終盤に差し掛かったところで、ボーダーが怪しくなってきた。それまで6・00なら準優OKの様相だったものが、9Rで6・00に4人が並び、うち2人は19位以下に後退することになったのだ。
この状況を作ったのが、9Rの川野芽唯と落合直子。川野は2着なら6・00という状況で、きっちりと逃げ切り。得点率を6・40まで伸ばし、19位以下から浮上。落合が攻める気配だったものを、しっかり封じて先マイ逃走はお見事なハンドルだった。
落合は攻め切れずに3番手となったのだが、2番手先行の野田彩加を競り落として2着に。3着では5・80だったから、かなり冷や汗をかいただろうと想像されるが、格上の捌きで6・20の得点率としたことでやはり19位以下からの浮上となっている。レース後には野田と、おそらくその競り合いについて振り返り合いながら(いや、落合が若手の後輩にアドバイスをしているようにも見えた)控室へ。その視線には充実感が漂っていたのだった。

• _提供データ_
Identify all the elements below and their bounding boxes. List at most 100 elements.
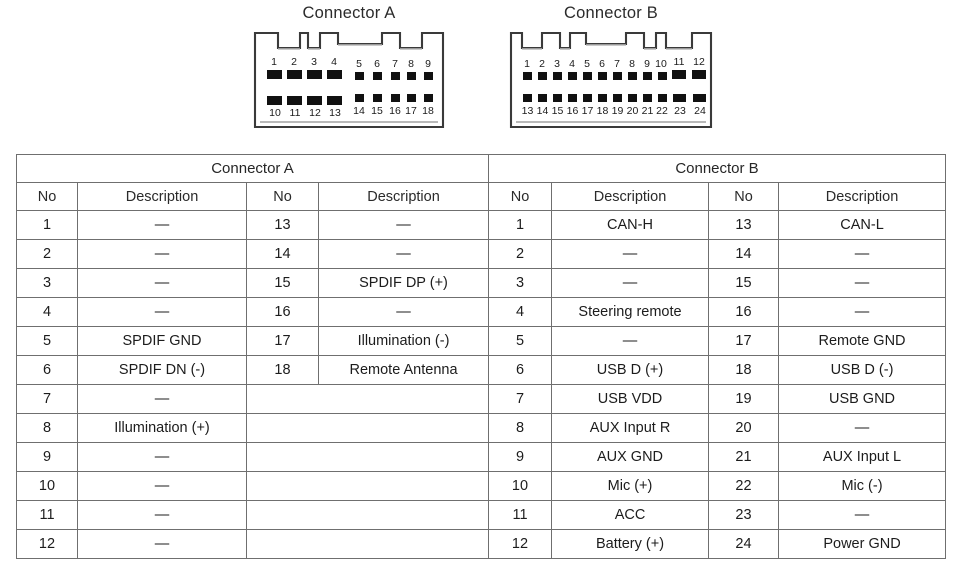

• _記述課題_
読解テキストによると、川野芽唯は9Rで逃げ切った結果、得点率をいくつまで伸ばしたか。

• _解答_
6・40まで伸ばした。